Could you give back every entry below exactly, with the pictures dropped?

────────────────────────────────────────

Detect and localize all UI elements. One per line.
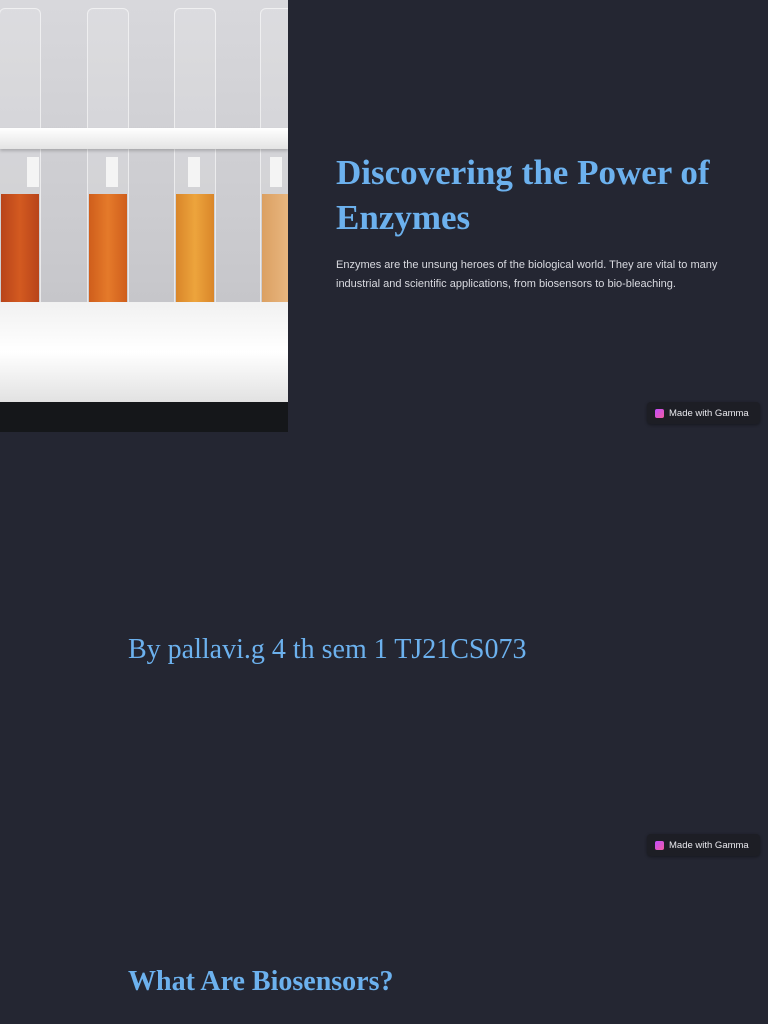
slide-description: Enzymes are the unsung heroes of the bio…	[336, 259, 718, 290]
badge-label: Made with Gamma	[669, 407, 749, 419]
gamma-logo-icon	[655, 840, 664, 850]
gamma-logo-icon	[655, 408, 664, 418]
slide-title: Discovering the Power of Enzymes	[336, 153, 710, 237]
test-tubes-photo	[0, 0, 288, 432]
section-heading: What Are Biosensors?	[128, 966, 394, 997]
rack-bar	[0, 128, 288, 149]
made-with-gamma-button[interactable]: Made with Gamma	[647, 402, 760, 424]
author-line: By pallavi.g 4 th sem 1 TJ21CS073	[128, 634, 527, 665]
badge-label: Made with Gamma	[669, 839, 749, 851]
rack-base	[0, 302, 288, 402]
made-with-gamma-button[interactable]: Made with Gamma	[647, 834, 760, 856]
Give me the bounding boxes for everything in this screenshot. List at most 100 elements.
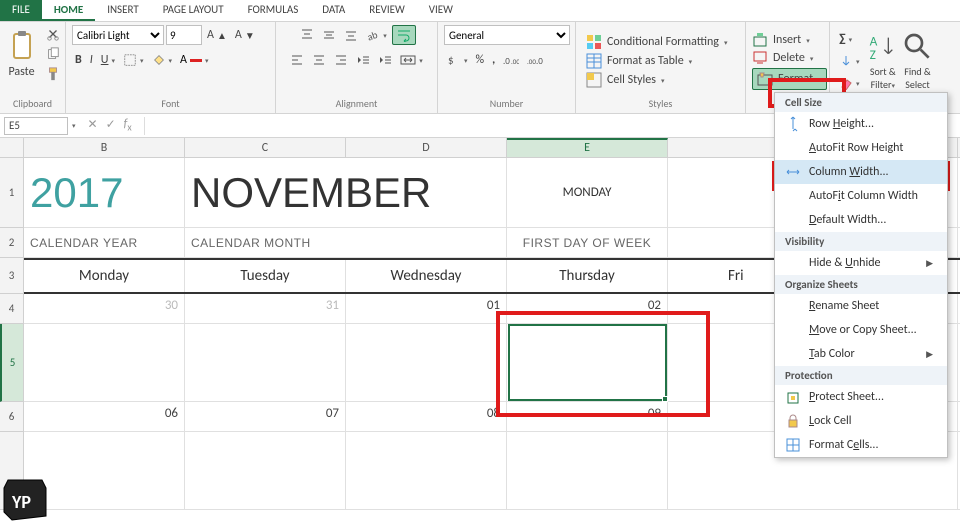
tab-formulas[interactable]: FORMULAS <box>236 0 311 21</box>
menu-lock-cell[interactable]: Lock Cell <box>775 409 947 433</box>
cell-styles-button[interactable]: Cell Styles▾ <box>586 72 727 88</box>
row-header-4[interactable]: 4 <box>0 294 24 324</box>
font-color-button[interactable]: A▾ <box>177 51 211 69</box>
date-cell[interactable]: 01 <box>346 294 507 323</box>
menu-default-width[interactable]: Default Width... <box>775 208 947 232</box>
find-select-button[interactable]: Find & Select <box>901 65 934 91</box>
cancel-formula-icon[interactable]: ✕ <box>88 117 98 133</box>
month-label: CALENDAR MONTH <box>185 228 507 257</box>
menu-row-height[interactable]: Row Height... <box>775 112 947 136</box>
wrap-text-button[interactable] <box>392 25 416 45</box>
merge-center-button[interactable]: ▾ <box>397 51 426 69</box>
format-as-table-button[interactable]: Format as Table▾ <box>586 53 727 69</box>
grid-cell[interactable] <box>24 324 185 401</box>
delete-cells-button[interactable]: Delete▾ <box>752 50 827 66</box>
cut-button[interactable] <box>43 25 63 43</box>
underline-button[interactable]: U▾ <box>98 51 118 69</box>
align-middle-button[interactable] <box>319 26 339 44</box>
row-header-2[interactable]: 2 <box>0 228 24 258</box>
menu-autofit-col[interactable]: AutoFit Column Width <box>775 184 947 208</box>
menu-move-copy-sheet[interactable]: Move or Copy Sheet... <box>775 318 947 342</box>
orientation-button[interactable]: ab▾ <box>363 26 390 44</box>
grid-cell[interactable] <box>185 324 346 401</box>
date-cell[interactable]: 07 <box>185 402 346 431</box>
bold-button[interactable]: B <box>72 51 85 69</box>
clear-button[interactable]: ▾ <box>836 74 863 92</box>
date-cell[interactable]: 30 <box>24 294 185 323</box>
dayhead-thu: Thursday <box>507 260 668 292</box>
date-cell[interactable]: 02 <box>507 294 668 323</box>
col-header-c[interactable]: C <box>185 138 346 157</box>
fx-icon[interactable]: fx <box>124 117 132 133</box>
row-header-6[interactable]: 6 <box>0 402 24 432</box>
menu-protect-sheet[interactable]: Protect Sheet... <box>775 385 947 409</box>
align-right-button[interactable] <box>331 51 351 69</box>
menu-tab-color[interactable]: Tab Color▶ <box>775 342 947 366</box>
date-cell[interactable]: 08 <box>346 402 507 431</box>
font-name-select[interactable]: Calibri Light <box>72 25 164 45</box>
col-header-d[interactable]: D <box>346 138 507 157</box>
paste-button[interactable]: Paste <box>3 28 41 81</box>
tab-file[interactable]: FILE <box>0 0 42 21</box>
align-bottom-button[interactable] <box>341 26 361 44</box>
format-cells-button[interactable]: Format▾ <box>752 68 827 90</box>
month-value[interactable]: NOVEMBER <box>191 169 431 217</box>
sort-filter-button[interactable]: Sort & Filter▾ <box>867 65 900 91</box>
accounting-button[interactable]: $▾ <box>444 51 471 69</box>
fill-button[interactable]: ▾ <box>836 52 863 70</box>
align-top-button[interactable] <box>297 26 317 44</box>
copy-button[interactable] <box>43 45 63 63</box>
autosum-button[interactable]: ∑▾ <box>836 30 863 48</box>
menu-autofit-row[interactable]: AutoFit Row Height <box>775 136 947 160</box>
menu-column-width[interactable]: Column Width... <box>775 160 947 184</box>
menu-format-cells[interactable]: Format Cells... <box>775 433 947 457</box>
col-header-e[interactable]: E <box>507 138 668 157</box>
weekday-value[interactable]: MONDAY <box>563 185 612 200</box>
italic-button[interactable]: I <box>87 51 96 69</box>
grid-cell-e5[interactable] <box>507 324 668 401</box>
decrease-indent-button[interactable] <box>353 51 373 69</box>
name-box[interactable]: E5 <box>4 117 68 135</box>
row-header-3[interactable]: 3 <box>0 258 24 294</box>
percent-button[interactable]: % <box>473 51 488 69</box>
tab-view[interactable]: VIEW <box>417 0 465 21</box>
borders-button[interactable]: ▾ <box>120 51 147 69</box>
menu-rename-sheet[interactable]: Rename Sheet <box>775 294 947 318</box>
date-cell[interactable]: 06 <box>24 402 185 431</box>
number-format-select[interactable]: General <box>444 25 570 45</box>
tab-insert[interactable]: INSERT <box>95 0 151 21</box>
tab-data[interactable]: DATA <box>310 0 357 21</box>
date-cell[interactable]: 31 <box>185 294 346 323</box>
row-header-1[interactable]: 1 <box>0 158 24 228</box>
protect-sheet-icon <box>785 389 801 405</box>
increase-decimal-button[interactable]: .0.00 <box>500 52 522 68</box>
font-size-input[interactable] <box>166 25 202 45</box>
align-center-button[interactable] <box>309 51 329 69</box>
dayhead-tue: Tuesday <box>185 260 346 292</box>
format-painter-button[interactable] <box>43 65 63 83</box>
tab-review[interactable]: REVIEW <box>357 0 417 21</box>
fill-color-button[interactable]: ▾ <box>149 51 176 69</box>
cell-styles-icon <box>586 72 602 88</box>
namebox-dropdown[interactable]: ▾ <box>72 121 76 130</box>
svg-text:.0: .0 <box>536 56 543 66</box>
decrease-font-button[interactable]: A▼ <box>232 26 258 44</box>
date-cell[interactable]: 09 <box>507 402 668 431</box>
decrease-decimal-button[interactable]: .00.0 <box>524 52 546 68</box>
row-header-5[interactable]: 5 <box>0 324 24 402</box>
col-header-b[interactable]: B <box>24 138 185 157</box>
comma-button[interactable]: , <box>489 51 498 69</box>
grid-cell[interactable] <box>346 324 507 401</box>
increase-font-button[interactable]: A▲ <box>204 26 230 44</box>
year-value[interactable]: 2017 <box>30 169 123 217</box>
svg-text:YP: YP <box>11 491 31 513</box>
conditional-formatting-button[interactable]: Conditional Formatting▾ <box>586 34 727 50</box>
enter-formula-icon[interactable]: ✓ <box>106 117 116 133</box>
insert-cells-button[interactable]: Insert▾ <box>752 32 827 48</box>
dayhead-wed: Wednesday <box>346 260 507 292</box>
tab-page-layout[interactable]: PAGE LAYOUT <box>151 0 236 21</box>
menu-hide-unhide[interactable]: Hide & Unhide▶ <box>775 251 947 275</box>
increase-indent-button[interactable] <box>375 51 395 69</box>
align-left-button[interactable] <box>287 51 307 69</box>
tab-home[interactable]: HOME <box>42 0 95 21</box>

────────────────────────────────────────

RESULT OF THE TASK —
Detect and localize all UI elements. One per line.
slide-description: Enzymes are the unsung heroes of the bio…	[336, 259, 718, 290]
badge-label: Made with Gamma	[669, 407, 749, 419]
gamma-logo-icon	[655, 840, 664, 850]
gamma-logo-icon	[655, 408, 664, 418]
slide-title: Discovering the Power of Enzymes	[336, 153, 710, 237]
test-tubes-photo	[0, 0, 288, 432]
section-heading: What Are Biosensors?	[128, 966, 394, 997]
rack-bar	[0, 128, 288, 149]
made-with-gamma-button[interactable]: Made with Gamma	[647, 402, 760, 424]
author-line: By pallavi.g 4 th sem 1 TJ21CS073	[128, 634, 527, 665]
badge-label: Made with Gamma	[669, 839, 749, 851]
rack-base	[0, 302, 288, 402]
made-with-gamma-button[interactable]: Made with Gamma	[647, 834, 760, 856]
Give me the bounding boxes for everything in this screenshot. List at most 100 elements.
tab-formulas[interactable]: FORMULAS <box>236 0 311 21</box>
menu-lock-cell[interactable]: Lock Cell <box>775 409 947 433</box>
cell-styles-button[interactable]: Cell Styles▾ <box>586 72 727 88</box>
row-header-4[interactable]: 4 <box>0 294 24 324</box>
font-color-button[interactable]: A▾ <box>177 51 211 69</box>
date-cell[interactable]: 01 <box>346 294 507 323</box>
menu-default-width[interactable]: Default Width... <box>775 208 947 232</box>
find-select-button[interactable]: Find & Select <box>901 65 934 91</box>
cancel-formula-icon[interactable]: ✕ <box>88 117 98 133</box>
month-label: CALENDAR MONTH <box>185 228 507 257</box>
menu-row-height[interactable]: Row Height... <box>775 112 947 136</box>
wrap-text-button[interactable] <box>392 25 416 45</box>
merge-center-button[interactable]: ▾ <box>397 51 426 69</box>
format-as-table-button[interactable]: Format as Table▾ <box>586 53 727 69</box>
grid-cell[interactable] <box>24 324 185 401</box>
delete-cells-button[interactable]: Delete▾ <box>752 50 827 66</box>
cut-button[interactable] <box>43 25 63 43</box>
underline-button[interactable]: U▾ <box>98 51 118 69</box>
align-middle-button[interactable] <box>319 26 339 44</box>
row-header-2[interactable]: 2 <box>0 228 24 258</box>
menu-autofit-col[interactable]: AutoFit Column Width <box>775 184 947 208</box>
menu-move-copy-sheet[interactable]: Move or Copy Sheet... <box>775 318 947 342</box>
orientation-button[interactable]: ab▾ <box>363 26 390 44</box>
grid-cell[interactable] <box>185 324 346 401</box>
date-cell[interactable]: 07 <box>185 402 346 431</box>
bold-button[interactable]: B <box>72 51 85 69</box>
clear-button[interactable]: ▾ <box>836 74 863 92</box>
date-cell[interactable]: 30 <box>24 294 185 323</box>
dayhead-thu: Thursday <box>507 260 668 292</box>
date-cell[interactable]: 02 <box>507 294 668 323</box>
col-header-c[interactable]: C <box>185 138 346 157</box>
fx-icon[interactable]: fx <box>124 117 132 133</box>
row-header-6[interactable]: 6 <box>0 402 24 432</box>
menu-protect-sheet[interactable]: Protect Sheet... <box>775 385 947 409</box>
align-right-button[interactable] <box>331 51 351 69</box>
menu-tab-color[interactable]: Tab Color▶ <box>775 342 947 366</box>
date-cell[interactable]: 08 <box>346 402 507 431</box>
font-name-select[interactable]: Calibri Light <box>72 25 164 45</box>
col-header-d[interactable]: D <box>346 138 507 157</box>
paste-button[interactable]: Paste <box>3 28 41 81</box>
tab-file[interactable]: FILE <box>0 0 42 21</box>
align-bottom-button[interactable] <box>341 26 361 44</box>
format-cells-button[interactable]: Format▾ <box>752 68 827 90</box>
month-value[interactable]: NOVEMBER <box>191 169 431 217</box>
sort-filter-button[interactable]: Sort & Filter▾ <box>867 65 900 91</box>
accounting-button[interactable]: $▾ <box>444 51 471 69</box>
fill-button[interactable]: ▾ <box>836 52 863 70</box>
align-top-button[interactable] <box>297 26 317 44</box>
copy-button[interactable] <box>43 45 63 63</box>
autosum-button[interactable]: ∑▾ <box>836 30 863 48</box>
menu-autofit-row[interactable]: AutoFit Row Height <box>775 136 947 160</box>
menu-column-width[interactable]: Column Width... <box>775 160 947 184</box>
menu-format-cells[interactable]: Format Cells... <box>775 433 947 457</box>
col-header-e[interactable]: E <box>507 138 668 157</box>
weekday-value[interactable]: MONDAY <box>563 185 612 200</box>
italic-button[interactable]: I <box>87 51 96 69</box>
grid-cell-e5[interactable] <box>507 324 668 401</box>
decrease-indent-button[interactable] <box>353 51 373 69</box>
name-box[interactable]: E5 <box>4 117 68 135</box>
row-header-3[interactable]: 3 <box>0 258 24 294</box>
percent-button[interactable]: % <box>473 51 488 69</box>
tab-view[interactable]: VIEW <box>417 0 465 21</box>
borders-button[interactable]: ▾ <box>120 51 147 69</box>
menu-rename-sheet[interactable]: Rename Sheet <box>775 294 947 318</box>
date-cell[interactable]: 06 <box>24 402 185 431</box>
number-format-select[interactable]: General <box>444 25 570 45</box>
tab-insert[interactable]: INSERT <box>95 0 151 21</box>
tab-data[interactable]: DATA <box>310 0 357 21</box>
date-cell[interactable]: 31 <box>185 294 346 323</box>
row-header-1[interactable]: 1 <box>0 158 24 228</box>
protect-sheet-icon <box>785 389 801 405</box>
increase-decimal-button[interactable]: .0.00 <box>500 52 522 68</box>
font-size-input[interactable] <box>166 25 202 45</box>
align-center-button[interactable] <box>309 51 329 69</box>
dayhead-tue: Tuesday <box>185 260 346 292</box>
format-painter-button[interactable] <box>43 65 63 83</box>
tab-review[interactable]: REVIEW <box>357 0 417 21</box>
fill-color-button[interactable]: ▾ <box>149 51 176 69</box>
cell-styles-icon <box>586 72 602 88</box>
namebox-dropdown[interactable]: ▾ <box>72 121 76 130</box>
svg-text:.0: .0 <box>536 56 543 66</box>
decrease-font-button[interactable]: A▼ <box>232 26 258 44</box>
date-cell[interactable]: 09 <box>507 402 668 431</box>
decrease-decimal-button[interactable]: .00.0 <box>524 52 546 68</box>
row-header-5[interactable]: 5 <box>0 324 24 402</box>
col-header-b[interactable]: B <box>24 138 185 157</box>
comma-button[interactable]: , <box>489 51 498 69</box>
grid-cell[interactable] <box>346 324 507 401</box>
increase-font-button[interactable]: A▲ <box>204 26 230 44</box>
year-value[interactable]: 2017 <box>30 169 123 217</box>
svg-text:YP: YP <box>11 491 31 513</box>
conditional-formatting-button[interactable]: Conditional Formatting▾ <box>586 34 727 50</box>
enter-formula-icon[interactable]: ✓ <box>106 117 116 133</box>
insert-cells-button[interactable]: Insert▾ <box>752 32 827 48</box>
dayhead-wed: Wednesday <box>346 260 507 292</box>
tab-page-layout[interactable]: PAGE LAYOUT <box>151 0 236 21</box>
menu-hide-unhide[interactable]: Hide & Unhide▶ <box>775 251 947 275</box>
increase-indent-button[interactable] <box>375 51 395 69</box>
align-left-button[interactable] <box>287 51 307 69</box>
tab-home[interactable]: HOME <box>42 0 95 21</box>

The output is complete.